AIM OF THE TASK >>
Filter out everything except lines holding "legend".

(Records that describe figures)

○ ○ ○ ○ ○

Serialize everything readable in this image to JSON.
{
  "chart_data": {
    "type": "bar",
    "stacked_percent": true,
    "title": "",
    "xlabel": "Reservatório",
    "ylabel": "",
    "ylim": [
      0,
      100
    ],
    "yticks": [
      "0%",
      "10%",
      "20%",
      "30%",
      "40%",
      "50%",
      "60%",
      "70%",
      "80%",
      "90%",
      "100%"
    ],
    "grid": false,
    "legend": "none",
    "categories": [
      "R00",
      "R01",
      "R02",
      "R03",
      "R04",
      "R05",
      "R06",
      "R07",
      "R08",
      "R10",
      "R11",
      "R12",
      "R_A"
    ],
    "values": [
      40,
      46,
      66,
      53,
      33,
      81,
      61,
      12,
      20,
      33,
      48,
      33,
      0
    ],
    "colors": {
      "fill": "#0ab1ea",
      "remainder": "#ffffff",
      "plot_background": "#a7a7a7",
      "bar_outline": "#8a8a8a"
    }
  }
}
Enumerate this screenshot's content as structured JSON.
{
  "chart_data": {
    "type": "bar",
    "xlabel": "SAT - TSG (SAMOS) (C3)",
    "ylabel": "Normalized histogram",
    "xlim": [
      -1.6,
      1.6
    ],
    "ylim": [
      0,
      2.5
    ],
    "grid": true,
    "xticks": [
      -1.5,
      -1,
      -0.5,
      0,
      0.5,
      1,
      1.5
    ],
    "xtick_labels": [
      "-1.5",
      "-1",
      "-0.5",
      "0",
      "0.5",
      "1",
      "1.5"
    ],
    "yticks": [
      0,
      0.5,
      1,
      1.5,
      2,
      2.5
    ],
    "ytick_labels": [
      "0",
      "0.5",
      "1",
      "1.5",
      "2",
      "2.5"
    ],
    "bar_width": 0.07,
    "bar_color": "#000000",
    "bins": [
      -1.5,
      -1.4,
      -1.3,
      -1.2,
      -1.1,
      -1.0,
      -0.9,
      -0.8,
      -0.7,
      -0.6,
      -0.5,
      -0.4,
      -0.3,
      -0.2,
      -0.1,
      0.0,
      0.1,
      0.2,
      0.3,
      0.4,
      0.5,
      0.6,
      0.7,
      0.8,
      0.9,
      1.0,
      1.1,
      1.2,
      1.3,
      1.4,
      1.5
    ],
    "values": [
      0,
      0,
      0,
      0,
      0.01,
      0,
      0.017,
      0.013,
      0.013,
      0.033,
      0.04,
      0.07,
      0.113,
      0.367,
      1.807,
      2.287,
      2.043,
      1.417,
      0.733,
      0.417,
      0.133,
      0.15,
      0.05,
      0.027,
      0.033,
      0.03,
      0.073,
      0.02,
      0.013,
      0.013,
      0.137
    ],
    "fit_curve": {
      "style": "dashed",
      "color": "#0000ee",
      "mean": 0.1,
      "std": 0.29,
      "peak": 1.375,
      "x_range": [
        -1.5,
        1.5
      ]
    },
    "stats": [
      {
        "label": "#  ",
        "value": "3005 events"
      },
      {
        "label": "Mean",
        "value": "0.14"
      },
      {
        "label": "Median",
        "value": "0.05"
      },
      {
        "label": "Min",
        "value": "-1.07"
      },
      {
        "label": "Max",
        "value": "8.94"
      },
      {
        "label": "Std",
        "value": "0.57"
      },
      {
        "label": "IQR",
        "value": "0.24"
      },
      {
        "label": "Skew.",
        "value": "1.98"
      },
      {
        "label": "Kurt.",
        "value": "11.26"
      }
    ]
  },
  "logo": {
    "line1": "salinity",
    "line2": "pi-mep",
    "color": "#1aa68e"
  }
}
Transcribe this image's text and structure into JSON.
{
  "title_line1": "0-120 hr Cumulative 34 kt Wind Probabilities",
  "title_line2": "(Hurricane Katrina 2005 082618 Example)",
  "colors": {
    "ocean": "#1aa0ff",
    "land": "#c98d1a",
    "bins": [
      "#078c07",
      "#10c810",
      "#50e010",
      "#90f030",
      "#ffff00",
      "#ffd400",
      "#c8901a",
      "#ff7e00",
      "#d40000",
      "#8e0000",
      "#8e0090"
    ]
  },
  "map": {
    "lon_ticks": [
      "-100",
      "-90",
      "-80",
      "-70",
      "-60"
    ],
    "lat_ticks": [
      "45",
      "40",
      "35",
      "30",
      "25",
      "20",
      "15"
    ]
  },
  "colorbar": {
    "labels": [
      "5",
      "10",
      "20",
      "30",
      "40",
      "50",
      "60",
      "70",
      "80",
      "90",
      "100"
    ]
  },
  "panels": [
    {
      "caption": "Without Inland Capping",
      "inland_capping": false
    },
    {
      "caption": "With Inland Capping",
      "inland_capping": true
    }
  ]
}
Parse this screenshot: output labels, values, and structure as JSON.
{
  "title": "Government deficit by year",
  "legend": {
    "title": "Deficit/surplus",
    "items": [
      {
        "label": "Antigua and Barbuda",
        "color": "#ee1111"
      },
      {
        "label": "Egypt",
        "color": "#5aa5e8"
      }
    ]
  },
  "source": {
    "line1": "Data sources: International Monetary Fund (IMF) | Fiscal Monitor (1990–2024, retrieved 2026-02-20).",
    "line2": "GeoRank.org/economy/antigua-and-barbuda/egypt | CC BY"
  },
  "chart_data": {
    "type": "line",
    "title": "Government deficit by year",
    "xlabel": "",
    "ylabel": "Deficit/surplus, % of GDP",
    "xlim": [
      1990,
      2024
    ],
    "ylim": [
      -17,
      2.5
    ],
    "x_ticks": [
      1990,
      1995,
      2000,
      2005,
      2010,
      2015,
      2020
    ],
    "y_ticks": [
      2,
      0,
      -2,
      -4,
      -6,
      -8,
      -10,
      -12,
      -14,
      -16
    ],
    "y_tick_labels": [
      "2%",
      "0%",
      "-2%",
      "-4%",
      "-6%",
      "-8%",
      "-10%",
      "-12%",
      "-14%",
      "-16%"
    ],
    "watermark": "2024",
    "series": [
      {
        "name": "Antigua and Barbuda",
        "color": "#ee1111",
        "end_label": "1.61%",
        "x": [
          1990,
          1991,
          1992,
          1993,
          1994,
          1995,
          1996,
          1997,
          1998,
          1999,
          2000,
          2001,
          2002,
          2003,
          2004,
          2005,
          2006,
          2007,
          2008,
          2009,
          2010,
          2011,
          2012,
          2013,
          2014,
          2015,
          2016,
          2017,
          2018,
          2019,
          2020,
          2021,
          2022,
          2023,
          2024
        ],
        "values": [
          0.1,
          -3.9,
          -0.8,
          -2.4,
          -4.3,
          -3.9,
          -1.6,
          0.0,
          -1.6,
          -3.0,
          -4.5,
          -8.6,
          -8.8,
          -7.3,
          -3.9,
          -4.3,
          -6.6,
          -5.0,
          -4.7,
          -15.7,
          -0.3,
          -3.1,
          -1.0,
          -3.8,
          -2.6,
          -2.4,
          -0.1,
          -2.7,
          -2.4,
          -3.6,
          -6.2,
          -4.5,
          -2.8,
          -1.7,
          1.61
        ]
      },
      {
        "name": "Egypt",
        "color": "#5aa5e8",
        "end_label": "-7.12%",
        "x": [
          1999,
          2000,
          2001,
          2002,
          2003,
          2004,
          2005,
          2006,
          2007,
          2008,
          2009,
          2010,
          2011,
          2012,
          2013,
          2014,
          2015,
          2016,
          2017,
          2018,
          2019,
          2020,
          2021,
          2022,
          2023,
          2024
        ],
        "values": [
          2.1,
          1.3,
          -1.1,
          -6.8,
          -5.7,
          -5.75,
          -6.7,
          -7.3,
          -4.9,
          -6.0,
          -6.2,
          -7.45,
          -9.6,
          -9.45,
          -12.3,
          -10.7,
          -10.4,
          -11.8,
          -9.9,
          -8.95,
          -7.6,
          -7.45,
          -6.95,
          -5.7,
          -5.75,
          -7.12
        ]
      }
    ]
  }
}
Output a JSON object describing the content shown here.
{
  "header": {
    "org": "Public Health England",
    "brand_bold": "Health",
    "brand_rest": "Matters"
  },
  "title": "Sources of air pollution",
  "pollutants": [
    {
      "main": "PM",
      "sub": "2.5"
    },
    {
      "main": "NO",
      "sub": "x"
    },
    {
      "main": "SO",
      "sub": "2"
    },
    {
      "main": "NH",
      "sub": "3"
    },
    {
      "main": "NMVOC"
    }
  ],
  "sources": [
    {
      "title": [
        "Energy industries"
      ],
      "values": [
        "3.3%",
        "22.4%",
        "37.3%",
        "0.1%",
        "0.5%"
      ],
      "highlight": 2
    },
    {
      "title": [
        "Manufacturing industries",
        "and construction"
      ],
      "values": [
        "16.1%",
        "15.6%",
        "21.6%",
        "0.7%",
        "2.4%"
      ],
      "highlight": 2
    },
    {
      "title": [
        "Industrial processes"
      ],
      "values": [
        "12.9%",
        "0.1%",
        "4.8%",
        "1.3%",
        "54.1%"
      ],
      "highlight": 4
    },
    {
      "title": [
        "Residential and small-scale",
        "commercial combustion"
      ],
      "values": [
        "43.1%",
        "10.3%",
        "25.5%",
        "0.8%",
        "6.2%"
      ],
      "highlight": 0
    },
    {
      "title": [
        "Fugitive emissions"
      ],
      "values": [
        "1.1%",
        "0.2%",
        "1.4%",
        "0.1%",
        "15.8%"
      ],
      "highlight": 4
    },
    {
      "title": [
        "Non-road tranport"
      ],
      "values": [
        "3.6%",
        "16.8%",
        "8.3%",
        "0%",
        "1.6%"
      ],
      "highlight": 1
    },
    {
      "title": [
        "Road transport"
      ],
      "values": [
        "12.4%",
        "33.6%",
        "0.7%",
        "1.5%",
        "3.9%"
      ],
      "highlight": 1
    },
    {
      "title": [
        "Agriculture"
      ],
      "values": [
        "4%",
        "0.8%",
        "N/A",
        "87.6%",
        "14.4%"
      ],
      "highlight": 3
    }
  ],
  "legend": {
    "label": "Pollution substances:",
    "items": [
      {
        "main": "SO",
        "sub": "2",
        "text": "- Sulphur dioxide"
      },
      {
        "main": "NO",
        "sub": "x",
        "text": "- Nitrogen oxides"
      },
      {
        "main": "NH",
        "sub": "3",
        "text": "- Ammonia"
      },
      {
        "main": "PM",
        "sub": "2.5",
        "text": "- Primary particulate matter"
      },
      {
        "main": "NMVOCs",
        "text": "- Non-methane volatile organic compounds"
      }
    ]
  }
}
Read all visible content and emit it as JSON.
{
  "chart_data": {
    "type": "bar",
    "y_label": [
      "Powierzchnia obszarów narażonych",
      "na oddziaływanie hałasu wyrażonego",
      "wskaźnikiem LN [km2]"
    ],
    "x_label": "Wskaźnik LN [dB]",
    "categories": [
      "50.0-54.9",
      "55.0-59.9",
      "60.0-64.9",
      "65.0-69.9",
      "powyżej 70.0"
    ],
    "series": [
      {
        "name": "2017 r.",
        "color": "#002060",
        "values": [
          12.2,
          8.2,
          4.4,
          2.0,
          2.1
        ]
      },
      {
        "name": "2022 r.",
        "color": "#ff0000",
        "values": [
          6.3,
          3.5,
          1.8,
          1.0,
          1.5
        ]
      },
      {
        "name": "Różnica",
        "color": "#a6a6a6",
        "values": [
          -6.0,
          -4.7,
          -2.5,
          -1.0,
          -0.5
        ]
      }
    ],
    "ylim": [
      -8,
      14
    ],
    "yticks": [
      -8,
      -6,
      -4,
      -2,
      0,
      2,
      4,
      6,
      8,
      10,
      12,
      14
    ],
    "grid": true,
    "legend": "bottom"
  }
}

○ ○ ○ ○ ○

TASK RESULT >>
    "legend": "none",
  "legend": {
  "legend": {
    "legend": "bottom"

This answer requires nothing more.